+++ Working data +++
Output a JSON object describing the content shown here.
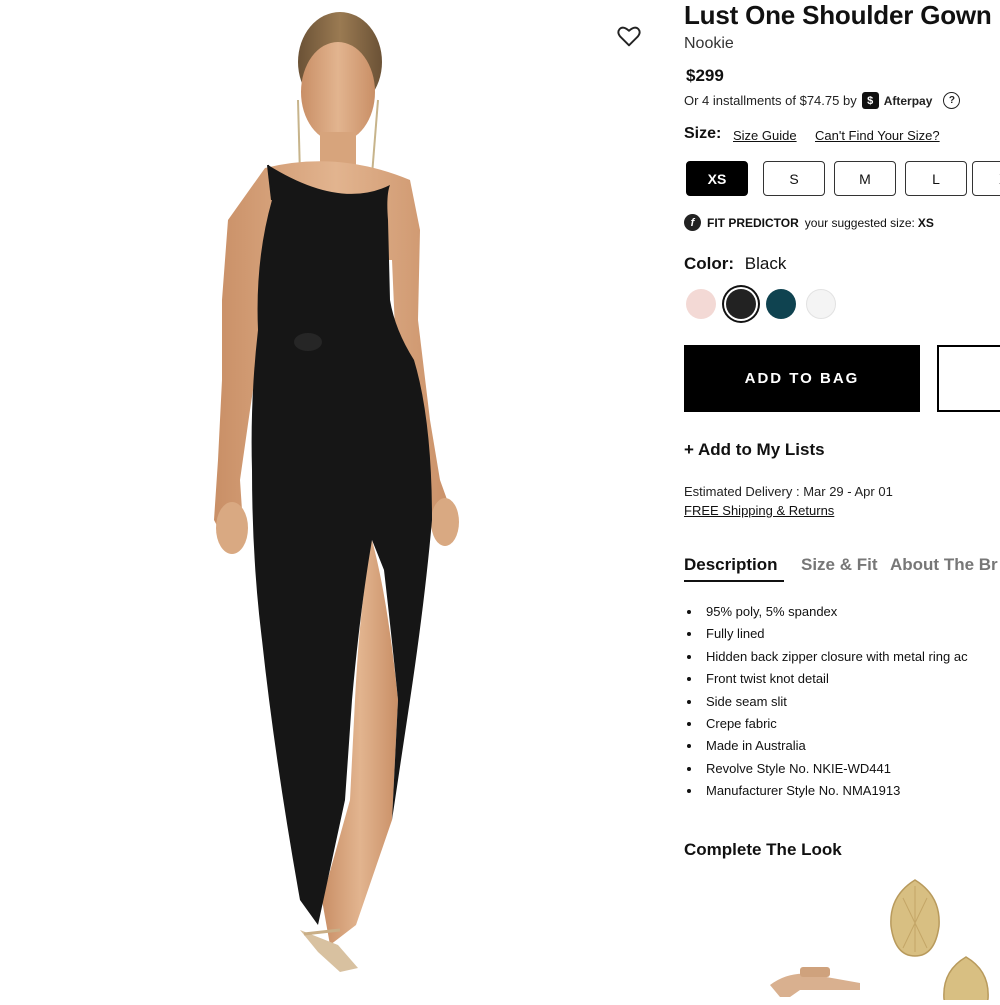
{
  "product": {
    "title": "Lust One Shoulder Gown",
    "brand": "Nookie",
    "price": "$299",
    "installments_text": "Or 4 installments of $74.75 by",
    "afterpay_logo_glyph": "$",
    "afterpay_label": "Afterpay",
    "help_glyph": "?"
  },
  "size": {
    "label": "Size:",
    "guide_link": "Size Guide",
    "cant_find_link": "Can't Find Your Size?",
    "options": [
      "XS",
      "S",
      "M",
      "L",
      "X"
    ],
    "selected": "XS"
  },
  "fit_predictor": {
    "icon_glyph": "f",
    "label": "FIT PREDICTOR",
    "suggestion_text": "your suggested size:",
    "suggested_size": "XS"
  },
  "color": {
    "label": "Color:",
    "selected_name": "Black",
    "swatches": [
      {
        "name": "blush",
        "hex": "#f3d9d5"
      },
      {
        "name": "black",
        "hex": "#222222"
      },
      {
        "name": "teal",
        "hex": "#0f4350"
      },
      {
        "name": "white",
        "hex": "#f4f4f4"
      }
    ]
  },
  "actions": {
    "add_to_bag": "ADD TO BAG",
    "add_to_lists": "+ Add to My Lists"
  },
  "delivery": {
    "estimate": "Estimated Delivery : Mar 29 - Apr 01",
    "free_shipping": "FREE Shipping & Returns"
  },
  "tabs": [
    {
      "label": "Description",
      "active": true
    },
    {
      "label": "Size & Fit",
      "active": false
    },
    {
      "label": "About The Br",
      "active": false
    }
  ],
  "details": [
    "95% poly, 5% spandex",
    "Fully lined",
    "Hidden back zipper closure with metal ring ac",
    "Front twist knot detail",
    "Side seam slit",
    "Crepe fabric",
    "Made in Australia",
    "Revolve Style No. NKIE-WD441",
    "Manufacturer Style No. NMA1913"
  ],
  "complete_the_look": "Complete The Look",
  "colors": {
    "primary": "#000000",
    "text": "#111111",
    "muted_tab": "#777777",
    "dress": "#161616",
    "skin": "#d9a982"
  }
}
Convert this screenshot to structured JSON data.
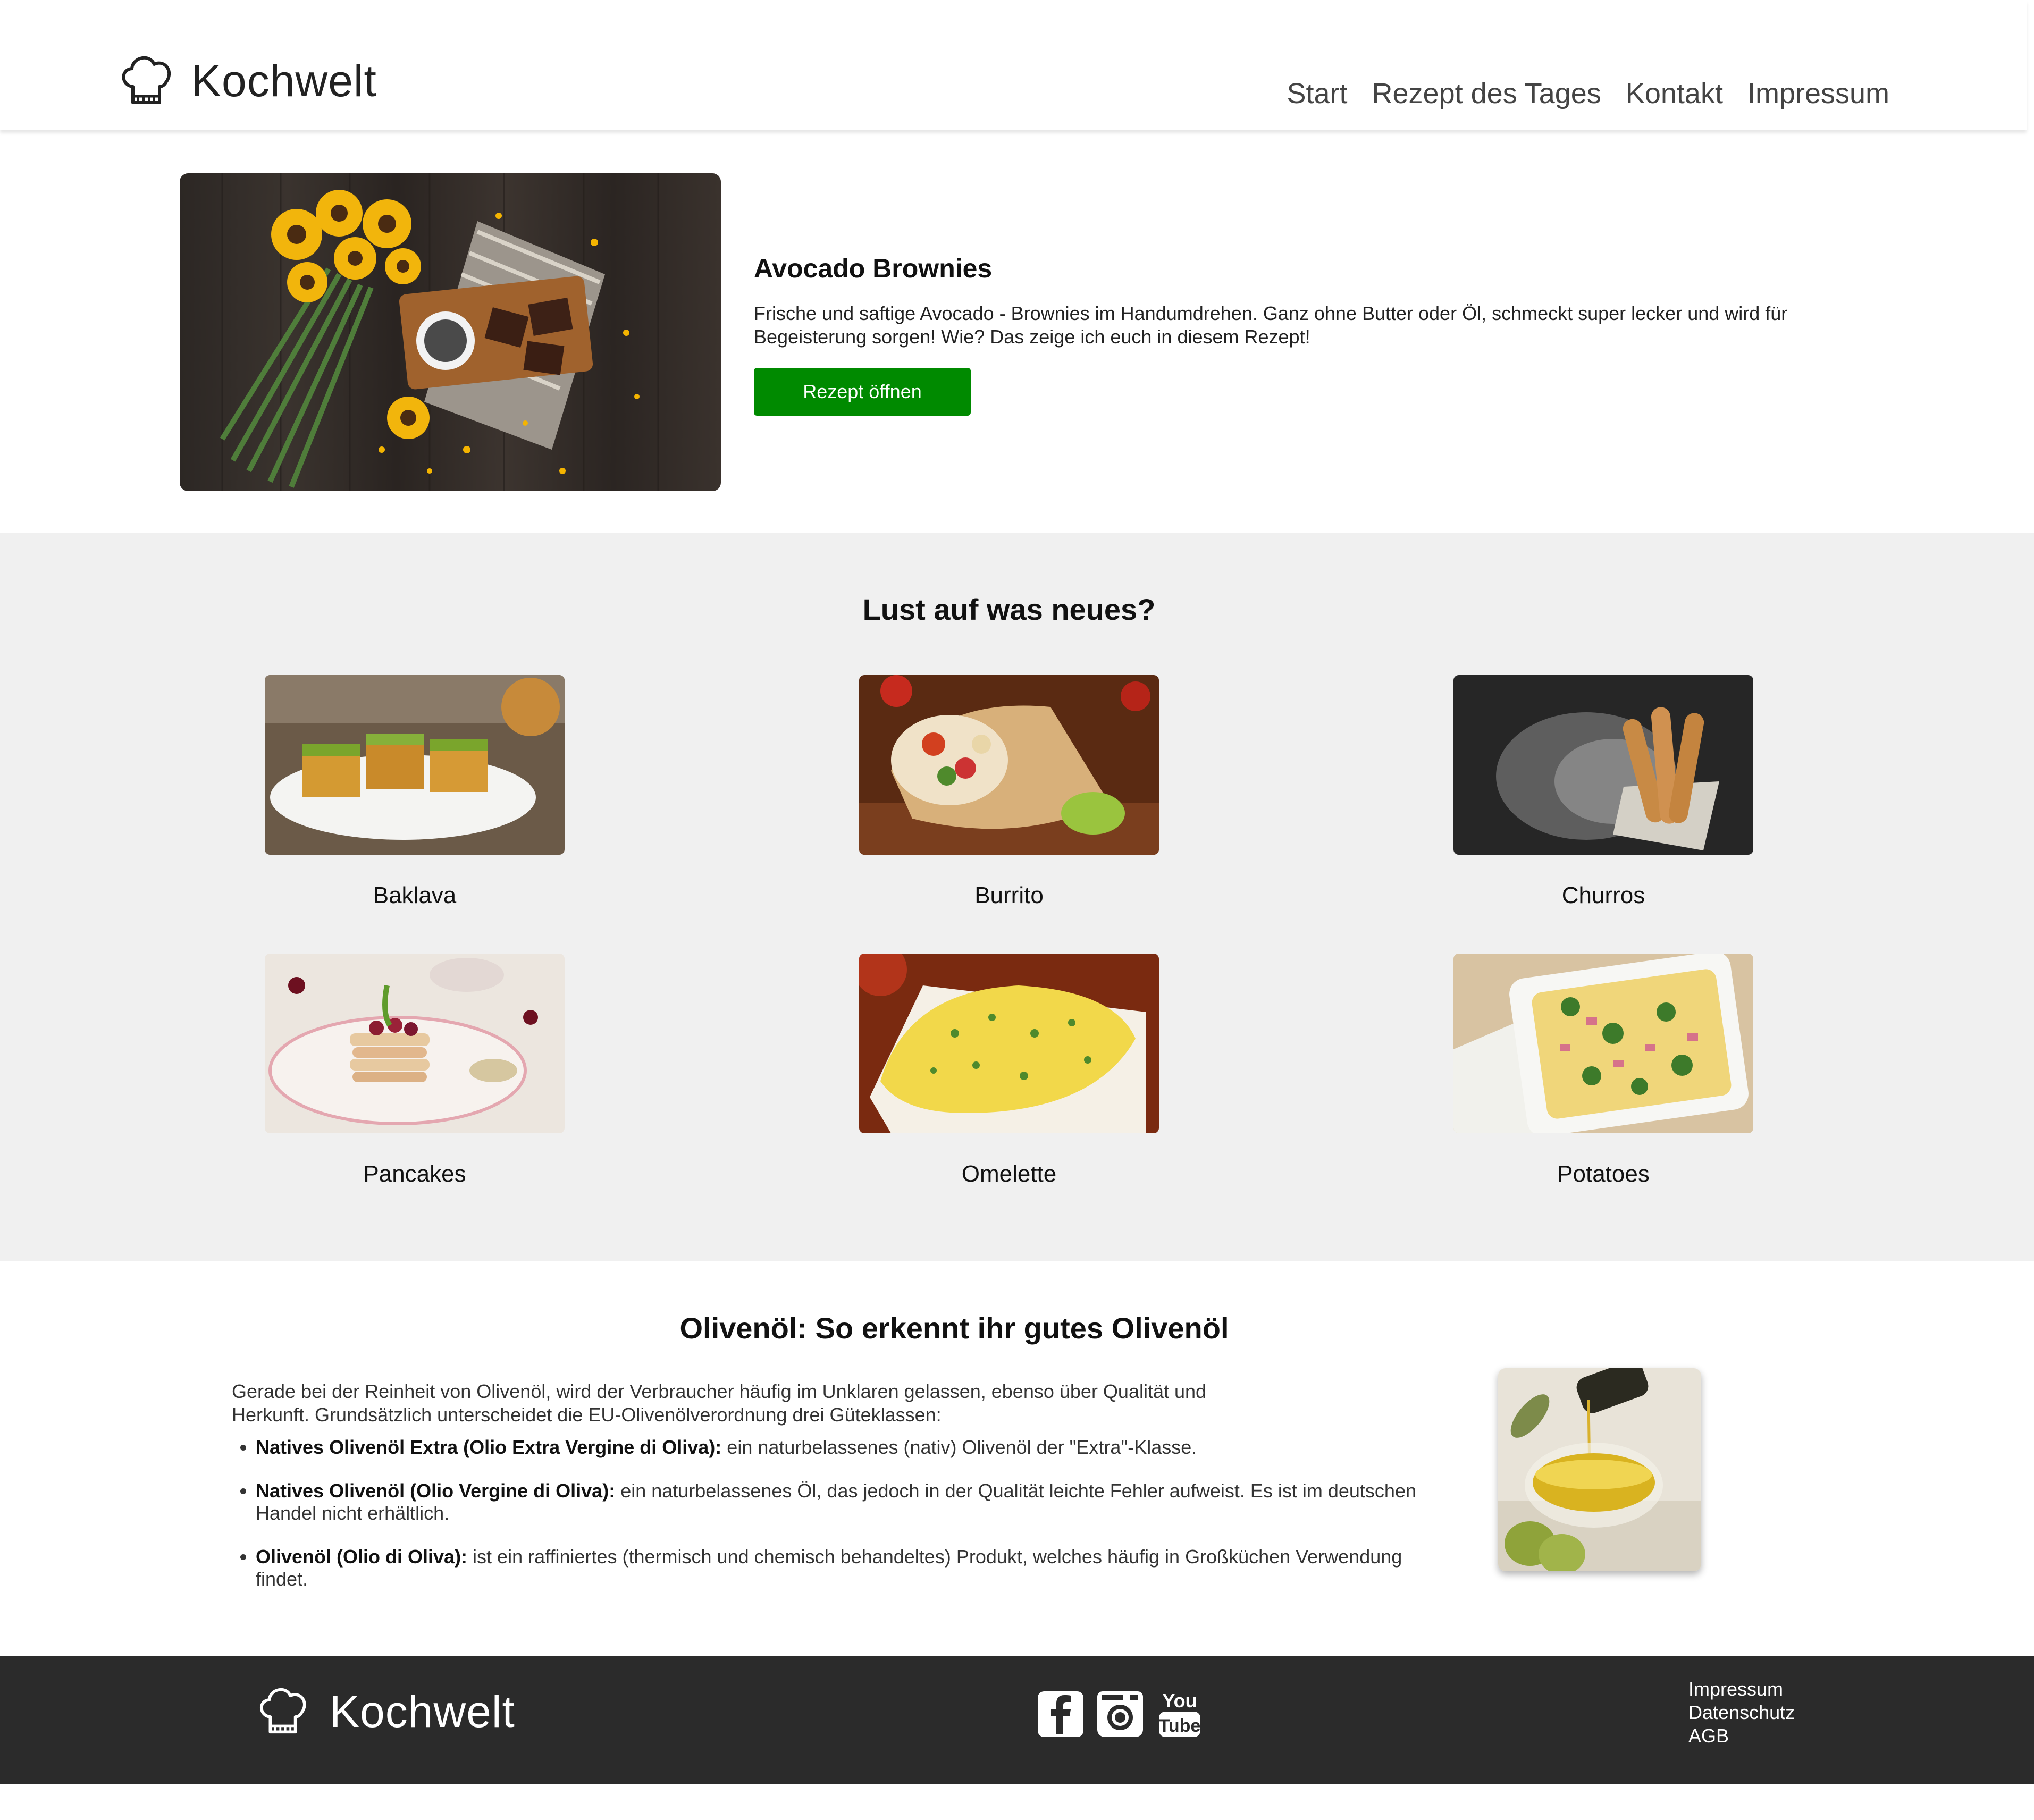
{
  "brand": {
    "name": "Kochwelt",
    "logo_icon": "chef-hat-icon"
  },
  "nav": {
    "items": [
      {
        "label": "Start"
      },
      {
        "label": "Rezept des Tages"
      },
      {
        "label": "Kontakt"
      },
      {
        "label": "Impressum"
      }
    ]
  },
  "hero": {
    "title": "Avocado Brownies",
    "description": "Frische und saftige Avocado - Brownies im Handumdrehen. Ganz ohne Butter oder Öl, schmeckt super lecker und wird für Begeisterung sorgen! Wie? Das zeige ich euch in diesem Rezept!",
    "button_label": "Rezept öffnen",
    "button_color": "#008a00"
  },
  "gallery": {
    "title": "Lust auf was neues?",
    "background": "#f0f0f0",
    "items": [
      {
        "label": "Baklava"
      },
      {
        "label": "Burrito"
      },
      {
        "label": "Churros"
      },
      {
        "label": "Pancakes"
      },
      {
        "label": "Omelette"
      },
      {
        "label": "Potatoes"
      }
    ]
  },
  "article": {
    "title": "Olivenöl: So erkennt ihr gutes Olivenöl",
    "intro": "Gerade bei der Reinheit von Olivenöl, wird der Verbraucher häufig im Unklaren gelassen, ebenso über Qualität und Herkunft. Grundsätzlich unterscheidet die EU-Olivenölverordnung drei Güteklassen:",
    "items": [
      {
        "term": "Natives Olivenöl Extra (Olio Extra Vergine di Oliva):",
        "text": " ein naturbelassenes (nativ) Olivenöl der \"Extra\"-Klasse."
      },
      {
        "term": "Natives Olivenöl (Olio Vergine di Oliva):",
        "text": " ein naturbelassenes Öl, das jedoch in der Qualität leichte Fehler aufweist. Es ist im deutschen Handel nicht erhältlich."
      },
      {
        "term": "Olivenöl (Olio di Oliva):",
        "text": " ist ein raffiniertes (thermisch und chemisch behandeltes) Produkt, welches häufig in Großküchen Verwendung findet."
      }
    ]
  },
  "footer": {
    "brand": "Kochwelt",
    "background": "#2b2b2b",
    "socials": [
      {
        "icon": "facebook-icon"
      },
      {
        "icon": "instagram-icon"
      },
      {
        "icon": "youtube-icon",
        "text_top": "You",
        "text_bottom": "Tube"
      }
    ],
    "links": [
      {
        "label": "Impressum"
      },
      {
        "label": "Datenschutz"
      },
      {
        "label": "AGB"
      }
    ]
  }
}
+++
> **Instructions for the task**: Reproduce the entries above word for word. Pictures stay out.

> **Written answer**:
Output a JSON object describing the content shown here.
{
  "product": {
    "title": "Lust One Shoulder Gown",
    "brand": "Nookie",
    "price": "$299",
    "installments_text": "Or 4 installments of $74.75 by",
    "afterpay_logo_glyph": "$",
    "afterpay_label": "Afterpay",
    "help_glyph": "?"
  },
  "size": {
    "label": "Size:",
    "guide_link": "Size Guide",
    "cant_find_link": "Can't Find Your Size?",
    "options": [
      "XS",
      "S",
      "M",
      "L",
      "X"
    ],
    "selected": "XS"
  },
  "fit_predictor": {
    "icon_glyph": "f",
    "label": "FIT PREDICTOR",
    "suggestion_text": "your suggested size:",
    "suggested_size": "XS"
  },
  "color": {
    "label": "Color:",
    "selected_name": "Black",
    "swatches": [
      {
        "name": "blush",
        "hex": "#f3d9d5"
      },
      {
        "name": "black",
        "hex": "#222222"
      },
      {
        "name": "teal",
        "hex": "#0f4350"
      },
      {
        "name": "white",
        "hex": "#f4f4f4"
      }
    ]
  },
  "actions": {
    "add_to_bag": "ADD TO BAG",
    "add_to_lists": "+ Add to My Lists"
  },
  "delivery": {
    "estimate": "Estimated Delivery : Mar 29 - Apr 01",
    "free_shipping": "FREE Shipping & Returns"
  },
  "tabs": [
    {
      "label": "Description",
      "active": true
    },
    {
      "label": "Size & Fit",
      "active": false
    },
    {
      "label": "About The Br",
      "active": false
    }
  ],
  "details": [
    "95% poly, 5% spandex",
    "Fully lined",
    "Hidden back zipper closure with metal ring ac",
    "Front twist knot detail",
    "Side seam slit",
    "Crepe fabric",
    "Made in Australia",
    "Revolve Style No. NKIE-WD441",
    "Manufacturer Style No. NMA1913"
  ],
  "complete_the_look": "Complete The Look",
  "colors": {
    "primary": "#000000",
    "text": "#111111",
    "muted_tab": "#777777",
    "dress": "#161616",
    "skin": "#d9a982"
  }
}
Convert this screenshot to structured JSON data.
{
  "brand": {
    "name": "Kochwelt",
    "logo_icon": "chef-hat-icon"
  },
  "nav": {
    "items": [
      {
        "label": "Start"
      },
      {
        "label": "Rezept des Tages"
      },
      {
        "label": "Kontakt"
      },
      {
        "label": "Impressum"
      }
    ]
  },
  "hero": {
    "title": "Avocado Brownies",
    "description": "Frische und saftige Avocado - Brownies im Handumdrehen. Ganz ohne Butter oder Öl, schmeckt super lecker und wird für Begeisterung sorgen! Wie? Das zeige ich euch in diesem Rezept!",
    "button_label": "Rezept öffnen",
    "button_color": "#008a00"
  },
  "gallery": {
    "title": "Lust auf was neues?",
    "background": "#f0f0f0",
    "items": [
      {
        "label": "Baklava"
      },
      {
        "label": "Burrito"
      },
      {
        "label": "Churros"
      },
      {
        "label": "Pancakes"
      },
      {
        "label": "Omelette"
      },
      {
        "label": "Potatoes"
      }
    ]
  },
  "article": {
    "title": "Olivenöl: So erkennt ihr gutes Olivenöl",
    "intro": "Gerade bei der Reinheit von Olivenöl, wird der Verbraucher häufig im Unklaren gelassen, ebenso über Qualität und Herkunft. Grundsätzlich unterscheidet die EU-Olivenölverordnung drei Güteklassen:",
    "items": [
      {
        "term": "Natives Olivenöl Extra (Olio Extra Vergine di Oliva):",
        "text": " ein naturbelassenes (nativ) Olivenöl der \"Extra\"-Klasse."
      },
      {
        "term": "Natives Olivenöl (Olio Vergine di Oliva):",
        "text": " ein naturbelassenes Öl, das jedoch in der Qualität leichte Fehler aufweist. Es ist im deutschen Handel nicht erhältlich."
      },
      {
        "term": "Olivenöl (Olio di Oliva):",
        "text": " ist ein raffiniertes (thermisch und chemisch behandeltes) Produkt, welches häufig in Großküchen Verwendung findet."
      }
    ]
  },
  "footer": {
    "brand": "Kochwelt",
    "background": "#2b2b2b",
    "socials": [
      {
        "icon": "facebook-icon"
      },
      {
        "icon": "instagram-icon"
      },
      {
        "icon": "youtube-icon",
        "text_top": "You",
        "text_bottom": "Tube"
      }
    ],
    "links": [
      {
        "label": "Impressum"
      },
      {
        "label": "Datenschutz"
      },
      {
        "label": "AGB"
      }
    ]
  }
}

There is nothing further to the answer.